Collected data entries:

— START —

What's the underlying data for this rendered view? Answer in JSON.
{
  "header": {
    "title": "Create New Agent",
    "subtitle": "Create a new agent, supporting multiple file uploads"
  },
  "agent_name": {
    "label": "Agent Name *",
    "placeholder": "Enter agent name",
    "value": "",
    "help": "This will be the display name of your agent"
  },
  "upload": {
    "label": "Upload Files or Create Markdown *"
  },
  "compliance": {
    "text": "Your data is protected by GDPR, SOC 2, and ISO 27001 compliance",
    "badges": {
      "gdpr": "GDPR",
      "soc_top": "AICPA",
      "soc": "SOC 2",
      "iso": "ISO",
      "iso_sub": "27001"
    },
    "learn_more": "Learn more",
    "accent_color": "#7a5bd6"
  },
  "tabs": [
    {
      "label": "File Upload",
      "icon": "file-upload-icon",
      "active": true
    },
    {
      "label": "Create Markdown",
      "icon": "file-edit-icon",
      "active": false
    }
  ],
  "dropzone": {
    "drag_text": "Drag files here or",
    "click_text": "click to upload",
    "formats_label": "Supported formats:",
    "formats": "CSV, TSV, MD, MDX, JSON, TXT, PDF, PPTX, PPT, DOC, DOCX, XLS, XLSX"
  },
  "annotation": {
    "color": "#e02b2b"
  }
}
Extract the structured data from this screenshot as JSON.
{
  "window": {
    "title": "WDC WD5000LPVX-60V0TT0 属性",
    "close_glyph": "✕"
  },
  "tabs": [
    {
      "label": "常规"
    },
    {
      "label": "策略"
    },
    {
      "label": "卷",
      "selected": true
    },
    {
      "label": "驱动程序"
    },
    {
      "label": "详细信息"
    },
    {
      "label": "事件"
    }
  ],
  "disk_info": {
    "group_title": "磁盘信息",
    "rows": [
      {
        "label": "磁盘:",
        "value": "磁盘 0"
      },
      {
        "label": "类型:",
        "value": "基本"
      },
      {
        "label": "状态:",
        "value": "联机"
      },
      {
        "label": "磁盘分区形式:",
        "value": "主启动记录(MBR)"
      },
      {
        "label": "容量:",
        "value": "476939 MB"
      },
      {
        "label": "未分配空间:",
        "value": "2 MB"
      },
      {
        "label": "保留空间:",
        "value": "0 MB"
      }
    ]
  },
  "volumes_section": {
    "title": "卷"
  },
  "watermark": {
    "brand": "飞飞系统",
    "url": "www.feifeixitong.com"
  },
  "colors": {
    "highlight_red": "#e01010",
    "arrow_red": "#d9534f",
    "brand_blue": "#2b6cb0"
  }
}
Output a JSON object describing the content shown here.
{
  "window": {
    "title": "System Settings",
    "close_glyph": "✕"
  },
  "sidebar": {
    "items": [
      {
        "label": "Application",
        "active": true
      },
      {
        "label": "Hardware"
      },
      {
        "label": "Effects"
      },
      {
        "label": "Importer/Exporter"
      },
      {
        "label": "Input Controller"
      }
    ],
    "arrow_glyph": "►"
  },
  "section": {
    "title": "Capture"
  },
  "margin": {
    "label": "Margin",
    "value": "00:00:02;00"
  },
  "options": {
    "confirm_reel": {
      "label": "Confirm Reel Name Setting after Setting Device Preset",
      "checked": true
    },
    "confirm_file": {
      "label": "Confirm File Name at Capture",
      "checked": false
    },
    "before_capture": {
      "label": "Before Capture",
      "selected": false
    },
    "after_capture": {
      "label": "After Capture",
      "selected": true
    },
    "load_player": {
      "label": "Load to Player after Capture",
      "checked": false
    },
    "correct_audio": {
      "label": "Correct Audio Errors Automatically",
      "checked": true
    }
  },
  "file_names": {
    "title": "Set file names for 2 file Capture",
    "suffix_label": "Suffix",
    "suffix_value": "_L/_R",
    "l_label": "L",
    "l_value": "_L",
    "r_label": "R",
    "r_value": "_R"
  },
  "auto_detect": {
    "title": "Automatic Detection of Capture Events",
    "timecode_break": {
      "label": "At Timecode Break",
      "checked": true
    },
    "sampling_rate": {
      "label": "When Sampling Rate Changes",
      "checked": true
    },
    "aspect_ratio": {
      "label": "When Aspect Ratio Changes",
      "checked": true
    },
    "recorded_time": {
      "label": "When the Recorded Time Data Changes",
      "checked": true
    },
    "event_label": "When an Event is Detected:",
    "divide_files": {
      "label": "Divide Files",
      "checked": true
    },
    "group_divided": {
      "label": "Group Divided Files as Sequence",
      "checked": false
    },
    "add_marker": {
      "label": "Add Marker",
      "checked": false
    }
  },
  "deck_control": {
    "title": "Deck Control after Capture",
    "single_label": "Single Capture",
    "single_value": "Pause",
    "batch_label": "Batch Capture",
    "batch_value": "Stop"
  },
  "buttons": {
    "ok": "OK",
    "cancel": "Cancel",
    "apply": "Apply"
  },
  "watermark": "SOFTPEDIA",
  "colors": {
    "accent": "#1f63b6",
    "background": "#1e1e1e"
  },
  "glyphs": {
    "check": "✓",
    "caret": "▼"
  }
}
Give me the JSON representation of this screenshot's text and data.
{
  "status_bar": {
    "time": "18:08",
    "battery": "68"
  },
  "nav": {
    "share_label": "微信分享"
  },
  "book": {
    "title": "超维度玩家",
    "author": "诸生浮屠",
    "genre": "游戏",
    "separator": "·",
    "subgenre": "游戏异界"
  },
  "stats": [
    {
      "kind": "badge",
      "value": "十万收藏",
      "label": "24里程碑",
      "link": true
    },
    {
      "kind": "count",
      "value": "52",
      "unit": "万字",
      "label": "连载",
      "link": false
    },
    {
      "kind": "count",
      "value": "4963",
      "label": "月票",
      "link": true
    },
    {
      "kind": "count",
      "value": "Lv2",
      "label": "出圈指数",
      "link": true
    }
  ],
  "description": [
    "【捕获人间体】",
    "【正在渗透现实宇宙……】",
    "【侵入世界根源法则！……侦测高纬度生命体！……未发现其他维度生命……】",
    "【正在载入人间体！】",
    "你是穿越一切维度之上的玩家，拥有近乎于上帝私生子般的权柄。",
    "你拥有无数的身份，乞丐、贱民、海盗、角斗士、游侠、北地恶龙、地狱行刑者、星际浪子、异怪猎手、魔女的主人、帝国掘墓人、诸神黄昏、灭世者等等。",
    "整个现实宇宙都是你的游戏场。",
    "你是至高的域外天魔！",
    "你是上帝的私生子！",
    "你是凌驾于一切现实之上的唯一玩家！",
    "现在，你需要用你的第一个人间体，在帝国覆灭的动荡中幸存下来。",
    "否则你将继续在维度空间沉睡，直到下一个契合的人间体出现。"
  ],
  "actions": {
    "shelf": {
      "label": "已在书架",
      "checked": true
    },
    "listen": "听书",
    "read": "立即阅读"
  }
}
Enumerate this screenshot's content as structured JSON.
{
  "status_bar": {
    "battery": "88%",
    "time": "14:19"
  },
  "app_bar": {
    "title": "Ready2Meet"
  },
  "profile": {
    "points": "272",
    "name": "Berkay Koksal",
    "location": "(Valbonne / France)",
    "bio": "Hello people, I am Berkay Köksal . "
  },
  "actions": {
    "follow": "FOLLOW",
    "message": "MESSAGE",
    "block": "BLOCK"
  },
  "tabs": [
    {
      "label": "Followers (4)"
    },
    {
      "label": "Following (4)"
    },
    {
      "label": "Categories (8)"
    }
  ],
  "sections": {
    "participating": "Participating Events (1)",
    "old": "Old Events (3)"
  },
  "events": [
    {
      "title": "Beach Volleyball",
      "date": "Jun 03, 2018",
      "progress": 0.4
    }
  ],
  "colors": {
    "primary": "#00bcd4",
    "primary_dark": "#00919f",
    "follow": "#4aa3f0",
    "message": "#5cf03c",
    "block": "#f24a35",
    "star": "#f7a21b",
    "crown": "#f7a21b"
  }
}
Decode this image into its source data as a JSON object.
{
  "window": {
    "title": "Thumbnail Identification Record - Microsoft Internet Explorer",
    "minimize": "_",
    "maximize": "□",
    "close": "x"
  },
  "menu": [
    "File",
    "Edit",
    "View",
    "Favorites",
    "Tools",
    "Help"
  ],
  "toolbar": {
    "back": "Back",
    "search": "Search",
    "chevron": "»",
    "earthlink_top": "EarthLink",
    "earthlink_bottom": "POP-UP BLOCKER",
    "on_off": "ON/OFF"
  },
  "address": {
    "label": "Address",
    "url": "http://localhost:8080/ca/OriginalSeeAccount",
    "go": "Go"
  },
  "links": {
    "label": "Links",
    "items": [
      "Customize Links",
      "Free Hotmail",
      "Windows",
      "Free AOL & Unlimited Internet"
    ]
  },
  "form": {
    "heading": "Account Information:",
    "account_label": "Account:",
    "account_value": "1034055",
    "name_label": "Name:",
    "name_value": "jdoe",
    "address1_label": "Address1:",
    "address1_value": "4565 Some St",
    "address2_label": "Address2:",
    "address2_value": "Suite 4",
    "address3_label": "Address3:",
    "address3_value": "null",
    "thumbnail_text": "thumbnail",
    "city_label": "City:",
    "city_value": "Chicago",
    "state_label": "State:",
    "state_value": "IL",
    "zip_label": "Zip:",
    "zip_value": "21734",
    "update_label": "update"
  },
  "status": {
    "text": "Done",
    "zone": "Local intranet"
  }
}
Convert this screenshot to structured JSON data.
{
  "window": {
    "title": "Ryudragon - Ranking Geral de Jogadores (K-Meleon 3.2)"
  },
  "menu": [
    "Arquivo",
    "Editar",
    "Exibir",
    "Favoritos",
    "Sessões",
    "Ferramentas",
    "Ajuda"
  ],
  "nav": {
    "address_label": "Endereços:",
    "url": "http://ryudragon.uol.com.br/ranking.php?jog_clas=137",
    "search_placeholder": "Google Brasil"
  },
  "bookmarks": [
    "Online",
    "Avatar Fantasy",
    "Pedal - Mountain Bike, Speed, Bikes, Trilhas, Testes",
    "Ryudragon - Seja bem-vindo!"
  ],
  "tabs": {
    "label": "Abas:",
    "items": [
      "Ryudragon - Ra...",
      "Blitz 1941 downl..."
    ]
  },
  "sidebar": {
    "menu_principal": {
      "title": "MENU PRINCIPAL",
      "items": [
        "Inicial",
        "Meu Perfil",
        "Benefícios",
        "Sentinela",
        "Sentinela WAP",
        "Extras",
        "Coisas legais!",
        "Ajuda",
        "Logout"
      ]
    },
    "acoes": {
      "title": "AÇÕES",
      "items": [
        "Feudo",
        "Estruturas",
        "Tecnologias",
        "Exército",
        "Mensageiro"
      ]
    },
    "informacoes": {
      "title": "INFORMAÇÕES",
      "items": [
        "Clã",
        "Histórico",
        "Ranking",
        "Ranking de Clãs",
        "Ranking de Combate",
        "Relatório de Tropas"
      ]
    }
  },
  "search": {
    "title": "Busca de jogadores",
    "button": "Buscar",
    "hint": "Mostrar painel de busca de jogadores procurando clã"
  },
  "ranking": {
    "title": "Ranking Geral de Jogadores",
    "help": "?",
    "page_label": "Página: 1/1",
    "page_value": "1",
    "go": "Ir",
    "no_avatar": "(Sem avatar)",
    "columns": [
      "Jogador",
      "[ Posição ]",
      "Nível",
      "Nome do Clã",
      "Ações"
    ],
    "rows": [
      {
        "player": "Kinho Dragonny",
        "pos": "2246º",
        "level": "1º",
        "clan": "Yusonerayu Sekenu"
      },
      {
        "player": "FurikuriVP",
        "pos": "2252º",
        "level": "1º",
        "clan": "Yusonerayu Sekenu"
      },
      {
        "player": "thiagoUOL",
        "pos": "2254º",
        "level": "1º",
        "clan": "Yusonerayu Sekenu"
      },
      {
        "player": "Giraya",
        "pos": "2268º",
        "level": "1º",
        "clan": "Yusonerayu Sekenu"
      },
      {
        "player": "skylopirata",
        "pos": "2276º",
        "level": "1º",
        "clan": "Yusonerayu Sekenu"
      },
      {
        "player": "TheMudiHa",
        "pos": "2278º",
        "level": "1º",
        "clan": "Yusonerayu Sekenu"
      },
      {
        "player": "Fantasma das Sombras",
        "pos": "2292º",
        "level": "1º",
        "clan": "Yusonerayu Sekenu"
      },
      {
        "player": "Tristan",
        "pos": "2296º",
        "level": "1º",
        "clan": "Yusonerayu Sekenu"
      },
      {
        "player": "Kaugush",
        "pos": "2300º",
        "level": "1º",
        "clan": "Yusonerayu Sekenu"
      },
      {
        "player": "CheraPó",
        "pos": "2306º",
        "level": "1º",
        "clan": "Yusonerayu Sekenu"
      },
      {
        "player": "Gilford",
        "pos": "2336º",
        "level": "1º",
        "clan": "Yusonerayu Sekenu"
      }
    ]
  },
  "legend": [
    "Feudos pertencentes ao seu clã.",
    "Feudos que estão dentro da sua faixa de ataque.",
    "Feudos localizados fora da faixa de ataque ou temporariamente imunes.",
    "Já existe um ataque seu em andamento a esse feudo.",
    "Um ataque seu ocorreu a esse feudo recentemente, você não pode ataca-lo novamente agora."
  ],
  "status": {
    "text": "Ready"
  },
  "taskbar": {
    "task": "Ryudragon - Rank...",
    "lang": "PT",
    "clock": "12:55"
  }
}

— END —

● Description of the task:
Find the word "esse" in the records and pull out each line that has it.

● Response below:
    "Já existe um ataque seu em andamento a esse feudo.",
    "Um ataque seu ocorreu a esse feudo recentemente, você não pode ataca-lo novamente agora."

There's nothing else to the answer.